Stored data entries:
·····

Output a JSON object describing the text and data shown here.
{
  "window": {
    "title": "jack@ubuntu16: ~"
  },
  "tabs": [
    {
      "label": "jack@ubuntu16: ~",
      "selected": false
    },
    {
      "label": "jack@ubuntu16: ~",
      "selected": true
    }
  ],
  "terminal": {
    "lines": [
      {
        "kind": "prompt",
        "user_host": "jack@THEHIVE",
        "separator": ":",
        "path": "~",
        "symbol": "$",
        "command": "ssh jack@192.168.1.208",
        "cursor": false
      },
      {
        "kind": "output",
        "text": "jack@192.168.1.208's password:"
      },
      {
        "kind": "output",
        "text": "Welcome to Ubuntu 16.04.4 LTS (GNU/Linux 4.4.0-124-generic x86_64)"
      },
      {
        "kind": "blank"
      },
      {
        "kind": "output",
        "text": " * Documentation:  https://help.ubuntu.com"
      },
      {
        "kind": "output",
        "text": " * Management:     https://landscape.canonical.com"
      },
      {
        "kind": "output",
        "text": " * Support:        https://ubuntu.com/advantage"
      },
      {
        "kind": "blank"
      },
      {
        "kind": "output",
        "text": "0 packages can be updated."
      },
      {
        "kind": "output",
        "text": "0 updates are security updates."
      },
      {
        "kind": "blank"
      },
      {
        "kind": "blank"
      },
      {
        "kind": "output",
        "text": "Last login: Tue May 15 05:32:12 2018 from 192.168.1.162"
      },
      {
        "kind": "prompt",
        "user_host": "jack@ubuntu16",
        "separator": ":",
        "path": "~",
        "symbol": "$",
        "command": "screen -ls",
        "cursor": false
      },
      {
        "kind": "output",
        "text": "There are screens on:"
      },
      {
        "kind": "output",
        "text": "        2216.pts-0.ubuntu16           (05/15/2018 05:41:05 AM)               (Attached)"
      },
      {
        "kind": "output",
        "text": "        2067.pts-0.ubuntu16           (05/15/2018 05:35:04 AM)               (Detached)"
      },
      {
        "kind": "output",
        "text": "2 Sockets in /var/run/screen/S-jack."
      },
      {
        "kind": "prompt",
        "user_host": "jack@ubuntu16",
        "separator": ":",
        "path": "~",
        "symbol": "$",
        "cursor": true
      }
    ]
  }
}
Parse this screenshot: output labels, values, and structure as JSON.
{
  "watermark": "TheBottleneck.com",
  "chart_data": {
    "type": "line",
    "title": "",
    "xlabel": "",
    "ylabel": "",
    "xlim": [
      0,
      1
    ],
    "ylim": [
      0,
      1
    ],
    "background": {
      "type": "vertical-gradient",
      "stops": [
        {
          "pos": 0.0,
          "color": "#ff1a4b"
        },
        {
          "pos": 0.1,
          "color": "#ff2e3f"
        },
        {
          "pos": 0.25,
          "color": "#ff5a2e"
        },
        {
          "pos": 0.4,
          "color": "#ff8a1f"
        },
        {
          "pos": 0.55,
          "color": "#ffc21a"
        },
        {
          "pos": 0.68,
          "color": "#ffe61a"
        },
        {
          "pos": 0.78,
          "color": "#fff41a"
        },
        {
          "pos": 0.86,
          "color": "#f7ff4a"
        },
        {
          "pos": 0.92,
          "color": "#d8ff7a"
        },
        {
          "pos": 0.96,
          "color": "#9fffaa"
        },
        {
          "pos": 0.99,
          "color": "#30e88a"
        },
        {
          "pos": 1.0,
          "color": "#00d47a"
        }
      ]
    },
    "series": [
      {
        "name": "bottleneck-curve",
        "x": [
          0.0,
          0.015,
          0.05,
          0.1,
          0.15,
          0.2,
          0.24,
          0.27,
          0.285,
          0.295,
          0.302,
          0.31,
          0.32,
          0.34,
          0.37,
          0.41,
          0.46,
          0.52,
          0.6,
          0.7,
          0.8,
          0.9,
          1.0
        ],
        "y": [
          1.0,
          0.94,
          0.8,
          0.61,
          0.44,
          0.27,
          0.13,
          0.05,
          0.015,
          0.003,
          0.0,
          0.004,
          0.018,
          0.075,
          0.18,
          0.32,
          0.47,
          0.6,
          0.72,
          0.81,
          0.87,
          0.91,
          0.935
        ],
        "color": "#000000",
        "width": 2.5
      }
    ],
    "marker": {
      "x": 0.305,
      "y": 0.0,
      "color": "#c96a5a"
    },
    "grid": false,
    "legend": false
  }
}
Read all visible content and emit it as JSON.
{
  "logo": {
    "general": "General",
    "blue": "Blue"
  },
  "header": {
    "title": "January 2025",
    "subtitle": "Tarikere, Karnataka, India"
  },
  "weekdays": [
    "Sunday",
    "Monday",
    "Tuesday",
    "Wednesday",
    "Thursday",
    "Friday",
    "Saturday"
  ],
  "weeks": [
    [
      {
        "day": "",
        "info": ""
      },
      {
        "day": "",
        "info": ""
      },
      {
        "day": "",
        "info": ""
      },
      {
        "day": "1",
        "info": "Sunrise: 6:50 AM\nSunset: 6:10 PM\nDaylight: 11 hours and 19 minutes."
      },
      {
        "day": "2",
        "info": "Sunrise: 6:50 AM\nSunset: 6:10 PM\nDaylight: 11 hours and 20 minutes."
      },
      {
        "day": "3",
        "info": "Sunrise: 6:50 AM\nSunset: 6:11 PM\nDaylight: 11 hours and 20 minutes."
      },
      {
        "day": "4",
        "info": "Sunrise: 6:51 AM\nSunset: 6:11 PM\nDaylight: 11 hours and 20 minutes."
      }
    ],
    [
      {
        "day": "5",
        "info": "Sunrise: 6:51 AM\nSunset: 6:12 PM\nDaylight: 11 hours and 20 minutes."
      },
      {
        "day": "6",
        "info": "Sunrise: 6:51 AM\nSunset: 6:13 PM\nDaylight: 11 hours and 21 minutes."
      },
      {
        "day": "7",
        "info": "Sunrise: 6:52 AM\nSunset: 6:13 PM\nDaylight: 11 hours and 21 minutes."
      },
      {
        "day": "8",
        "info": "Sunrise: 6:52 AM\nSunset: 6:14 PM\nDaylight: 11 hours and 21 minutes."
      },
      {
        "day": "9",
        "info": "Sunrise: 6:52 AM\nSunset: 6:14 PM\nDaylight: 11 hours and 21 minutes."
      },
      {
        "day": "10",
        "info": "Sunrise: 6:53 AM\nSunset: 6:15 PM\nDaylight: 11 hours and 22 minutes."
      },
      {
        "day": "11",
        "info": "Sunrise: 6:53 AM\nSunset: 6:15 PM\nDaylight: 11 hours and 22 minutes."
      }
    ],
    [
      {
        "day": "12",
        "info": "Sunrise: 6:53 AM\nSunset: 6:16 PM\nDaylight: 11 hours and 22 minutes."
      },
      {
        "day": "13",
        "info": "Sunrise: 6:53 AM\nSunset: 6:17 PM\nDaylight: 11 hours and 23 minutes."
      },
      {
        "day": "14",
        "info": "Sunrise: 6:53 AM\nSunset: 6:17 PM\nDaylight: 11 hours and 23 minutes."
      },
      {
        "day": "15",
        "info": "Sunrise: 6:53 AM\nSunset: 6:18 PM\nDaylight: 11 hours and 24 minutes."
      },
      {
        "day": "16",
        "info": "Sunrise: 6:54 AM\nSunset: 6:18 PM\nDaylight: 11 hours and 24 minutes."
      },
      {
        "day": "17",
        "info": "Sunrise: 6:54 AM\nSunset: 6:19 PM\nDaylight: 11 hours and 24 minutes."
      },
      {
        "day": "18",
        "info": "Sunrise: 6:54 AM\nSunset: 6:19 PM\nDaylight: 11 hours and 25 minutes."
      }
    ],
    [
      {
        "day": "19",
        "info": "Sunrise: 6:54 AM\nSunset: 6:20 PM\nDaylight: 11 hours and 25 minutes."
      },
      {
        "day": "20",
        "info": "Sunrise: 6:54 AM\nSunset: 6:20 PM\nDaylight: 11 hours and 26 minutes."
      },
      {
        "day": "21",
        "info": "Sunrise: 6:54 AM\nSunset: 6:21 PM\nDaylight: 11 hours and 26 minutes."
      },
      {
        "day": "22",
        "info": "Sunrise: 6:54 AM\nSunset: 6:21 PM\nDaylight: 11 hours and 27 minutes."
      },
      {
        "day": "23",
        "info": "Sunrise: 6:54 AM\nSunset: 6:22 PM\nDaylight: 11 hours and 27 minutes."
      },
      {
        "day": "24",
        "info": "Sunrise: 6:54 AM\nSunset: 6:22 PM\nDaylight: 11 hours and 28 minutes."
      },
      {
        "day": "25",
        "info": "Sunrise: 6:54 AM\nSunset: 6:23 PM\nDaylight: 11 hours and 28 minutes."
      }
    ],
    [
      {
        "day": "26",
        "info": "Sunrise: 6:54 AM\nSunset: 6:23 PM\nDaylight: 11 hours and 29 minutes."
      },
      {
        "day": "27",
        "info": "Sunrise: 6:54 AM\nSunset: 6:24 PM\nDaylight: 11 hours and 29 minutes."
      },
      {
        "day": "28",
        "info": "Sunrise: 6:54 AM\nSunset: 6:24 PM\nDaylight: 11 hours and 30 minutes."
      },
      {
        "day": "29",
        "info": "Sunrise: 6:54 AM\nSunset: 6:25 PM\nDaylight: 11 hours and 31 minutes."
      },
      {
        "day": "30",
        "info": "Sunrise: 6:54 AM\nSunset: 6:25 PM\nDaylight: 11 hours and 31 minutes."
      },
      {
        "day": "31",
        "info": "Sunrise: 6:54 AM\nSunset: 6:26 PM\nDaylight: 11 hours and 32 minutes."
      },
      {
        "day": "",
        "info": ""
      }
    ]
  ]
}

·····

The problem: Select and copy every line from the records that includes the word "jack".

Result:
    "title": "jack@ubuntu16: ~"
      "label": "jack@ubuntu16: ~",
      "label": "jack@ubuntu16: ~",
        "user_host": "jack@THEHIVE",
        "command": "ssh jack@192.168.1.208",
        "text": "jack@192.168.1.208's password:"
        "user_host": "jack@ubuntu16",
        "text": "2 Sockets in /var/run/screen/S-jack."
        "user_host": "jack@ubuntu16",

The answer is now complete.